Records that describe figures
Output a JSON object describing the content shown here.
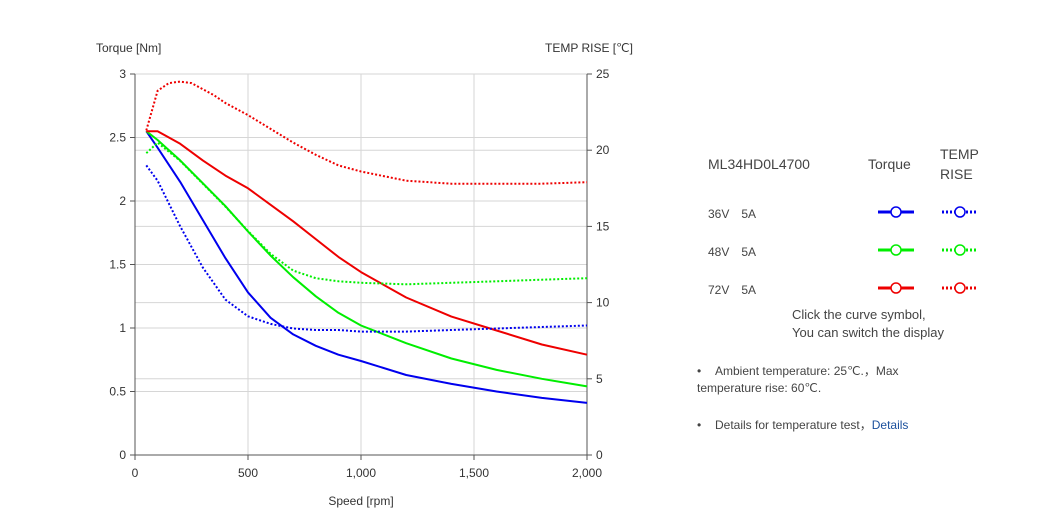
{
  "chart_data": {
    "type": "line",
    "xlabel": "Speed [rpm]",
    "ylabel_left": "Torque  [Nm]",
    "ylabel_right": "TEMP RISE [℃]",
    "xlim": [
      0,
      2000
    ],
    "ylim_left": [
      0,
      3
    ],
    "ylim_right": [
      0,
      25
    ],
    "x_ticks": [
      "0",
      "500",
      "1,000",
      "1,500",
      "2,000"
    ],
    "y_left_ticks": [
      "0",
      "0.5",
      "1",
      "1.5",
      "2",
      "2.5",
      "3"
    ],
    "y_right_ticks": [
      "0",
      "5",
      "10",
      "15",
      "20",
      "25"
    ],
    "grid": true,
    "torque_series": [
      {
        "name": "36V 5A",
        "color": "#0000ee",
        "axis": "left",
        "x": [
          50,
          100,
          200,
          300,
          400,
          500,
          600,
          700,
          800,
          900,
          1000,
          1200,
          1400,
          1600,
          1800,
          2000
        ],
        "y": [
          2.55,
          2.42,
          2.15,
          1.85,
          1.55,
          1.28,
          1.08,
          0.95,
          0.86,
          0.79,
          0.74,
          0.63,
          0.56,
          0.5,
          0.45,
          0.41
        ]
      },
      {
        "name": "48V 5A",
        "color": "#00ee00",
        "axis": "left",
        "x": [
          50,
          100,
          200,
          300,
          400,
          500,
          600,
          700,
          800,
          900,
          1000,
          1200,
          1400,
          1600,
          1800,
          2000
        ],
        "y": [
          2.55,
          2.48,
          2.32,
          2.14,
          1.96,
          1.76,
          1.57,
          1.4,
          1.25,
          1.12,
          1.02,
          0.88,
          0.76,
          0.67,
          0.6,
          0.54
        ]
      },
      {
        "name": "72V 5A",
        "color": "#ee0000",
        "axis": "left",
        "x": [
          50,
          100,
          200,
          300,
          400,
          500,
          600,
          700,
          800,
          900,
          1000,
          1200,
          1400,
          1600,
          1800,
          2000
        ],
        "y": [
          2.55,
          2.55,
          2.45,
          2.32,
          2.2,
          2.1,
          1.97,
          1.84,
          1.7,
          1.56,
          1.44,
          1.24,
          1.09,
          0.98,
          0.87,
          0.79
        ]
      }
    ],
    "temp_series": [
      {
        "name": "36V 5A",
        "color": "#0000ee",
        "axis": "right",
        "x": [
          50,
          100,
          200,
          300,
          400,
          500,
          600,
          700,
          800,
          900,
          1000,
          1200,
          1400,
          1600,
          1800,
          2000
        ],
        "y": [
          19.0,
          18.0,
          15.0,
          12.3,
          10.2,
          9.1,
          8.6,
          8.3,
          8.2,
          8.2,
          8.1,
          8.1,
          8.2,
          8.3,
          8.4,
          8.5
        ]
      },
      {
        "name": "48V 5A",
        "color": "#00ee00",
        "axis": "right",
        "x": [
          50,
          100,
          200,
          300,
          400,
          500,
          600,
          700,
          800,
          900,
          1000,
          1200,
          1400,
          1600,
          1800,
          2000
        ],
        "y": [
          19.8,
          20.5,
          19.3,
          17.8,
          16.3,
          14.7,
          13.2,
          12.1,
          11.6,
          11.4,
          11.3,
          11.2,
          11.3,
          11.4,
          11.5,
          11.6
        ]
      },
      {
        "name": "72V 5A",
        "color": "#ee0000",
        "axis": "right",
        "x": [
          50,
          100,
          150,
          200,
          250,
          300,
          350,
          400,
          500,
          600,
          700,
          800,
          900,
          1000,
          1200,
          1400,
          1600,
          1800,
          2000
        ],
        "y": [
          21.3,
          23.9,
          24.4,
          24.5,
          24.4,
          24.0,
          23.6,
          23.1,
          22.3,
          21.4,
          20.5,
          19.7,
          19.0,
          18.6,
          18.0,
          17.8,
          17.8,
          17.8,
          17.9
        ]
      }
    ]
  },
  "legend": {
    "title": "ML34HD0L4700",
    "col_torque": "Torque",
    "col_temp": "TEMP RISE",
    "rows": [
      {
        "label": "36V　5A",
        "color": "#0000ee"
      },
      {
        "label": "48V　5A",
        "color": "#00ee00"
      },
      {
        "label": "72V　5A",
        "color": "#ee0000"
      }
    ]
  },
  "hint": {
    "line1": "Click the curve symbol,",
    "line2": "You can switch the display"
  },
  "notes": {
    "bullet": "•",
    "ambient": "Ambient temperature: 25℃.，Max temperature rise: 60℃.",
    "details_text": "Details for temperature test，",
    "details_link": "Details"
  }
}
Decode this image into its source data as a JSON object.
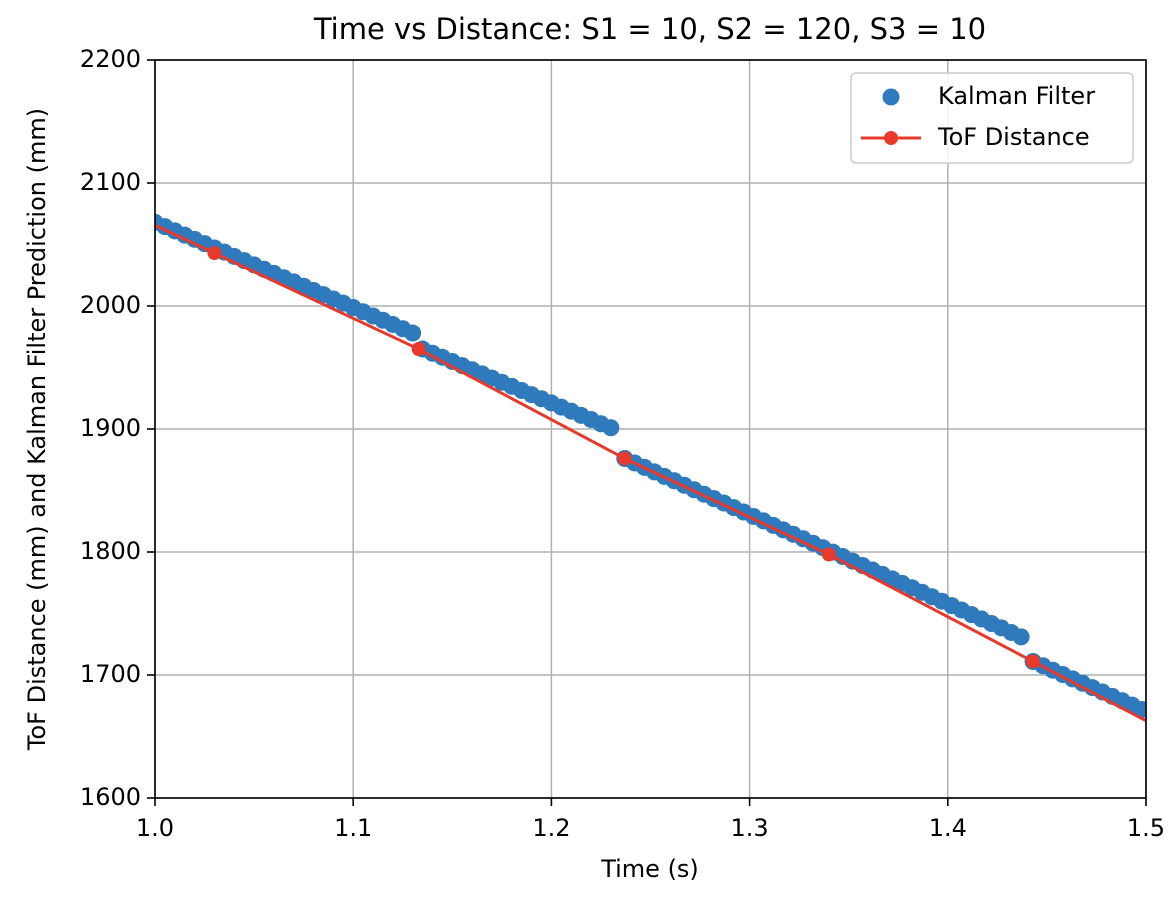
{
  "chart_data": {
    "type": "scatter",
    "title": "Time vs Distance: S1 = 10, S2 = 120, S3 = 10",
    "x_label": "Time (s)",
    "y_label": "ToF Distance (mm) and Kalman Filter Prediction (mm)",
    "xlim": [
      1.0,
      1.5
    ],
    "xticks": [
      {
        "value": 1.0,
        "label": "1.0"
      },
      1.1,
      1.2,
      1.3,
      1.4,
      1.5
    ],
    "ylim": [
      1600,
      2200
    ],
    "yticks": [
      1600,
      1700,
      1800,
      1900,
      2000,
      2100,
      2200
    ],
    "grid": true,
    "legend": "upper right",
    "series": [
      {
        "name": "Kalman Filter",
        "type": "scatter",
        "color": "#2f7abd",
        "x": [
          1.0,
          1.005,
          1.01,
          1.015,
          1.02,
          1.025,
          1.03,
          1.035,
          1.04,
          1.045,
          1.05,
          1.055,
          1.06,
          1.065,
          1.07,
          1.075,
          1.08,
          1.085,
          1.09,
          1.095,
          1.1,
          1.105,
          1.11,
          1.115,
          1.12,
          1.125,
          1.13,
          1.135,
          1.14,
          1.145,
          1.15,
          1.155,
          1.16,
          1.165,
          1.17,
          1.175,
          1.18,
          1.185,
          1.19,
          1.195,
          1.2,
          1.205,
          1.21,
          1.215,
          1.22,
          1.225,
          1.23,
          1.237,
          1.242,
          1.247,
          1.252,
          1.257,
          1.262,
          1.267,
          1.272,
          1.277,
          1.282,
          1.287,
          1.292,
          1.297,
          1.302,
          1.307,
          1.312,
          1.317,
          1.322,
          1.327,
          1.332,
          1.337,
          1.342,
          1.347,
          1.352,
          1.357,
          1.362,
          1.367,
          1.372,
          1.377,
          1.382,
          1.387,
          1.392,
          1.397,
          1.402,
          1.407,
          1.412,
          1.417,
          1.422,
          1.427,
          1.432,
          1.437,
          1.443,
          1.448,
          1.453,
          1.458,
          1.463,
          1.468,
          1.473,
          1.478,
          1.483,
          1.488,
          1.493,
          1.498
        ],
        "values": [
          2068.0,
          2064.5,
          2061.1,
          2057.6,
          2054.2,
          2050.7,
          2047.2,
          2043.8,
          2040.3,
          2036.9,
          2033.4,
          2029.9,
          2026.5,
          2023.0,
          2019.6,
          2016.1,
          2012.6,
          2009.2,
          2005.7,
          2002.3,
          1998.8,
          1995.3,
          1991.9,
          1988.4,
          1985.0,
          1981.5,
          1978.0,
          1965.0,
          1961.6,
          1958.3,
          1954.9,
          1951.5,
          1948.2,
          1944.8,
          1941.4,
          1938.0,
          1934.7,
          1931.3,
          1927.9,
          1924.6,
          1921.2,
          1917.8,
          1914.5,
          1911.1,
          1907.7,
          1904.3,
          1901.0,
          1876.0,
          1872.4,
          1868.8,
          1865.1,
          1861.5,
          1857.9,
          1854.3,
          1850.6,
          1847.0,
          1843.4,
          1839.8,
          1836.1,
          1832.5,
          1828.9,
          1825.3,
          1821.6,
          1818.0,
          1814.4,
          1810.8,
          1807.1,
          1803.5,
          1799.9,
          1796.3,
          1792.6,
          1789.0,
          1785.4,
          1781.8,
          1778.1,
          1774.5,
          1770.9,
          1767.3,
          1763.6,
          1760.0,
          1756.4,
          1752.8,
          1749.1,
          1745.5,
          1741.9,
          1738.3,
          1734.6,
          1731.0,
          1711.0,
          1707.5,
          1703.9,
          1700.4,
          1696.8,
          1693.3,
          1689.7,
          1686.2,
          1682.6,
          1679.1,
          1675.5,
          1672.0
        ]
      },
      {
        "name": "ToF Distance",
        "type": "line",
        "color": "#e8392b",
        "x": [
          0.927,
          1.03,
          1.133,
          1.237,
          1.34,
          1.443,
          1.546
        ],
        "values": [
          2121,
          2043,
          1965,
          1876,
          1798,
          1711,
          1624
        ]
      }
    ]
  }
}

WORK TO COMPLETE: Count the lines in the material above where the string "Distance" appears, then state only that count.

EXPECTED OUTPUT: 3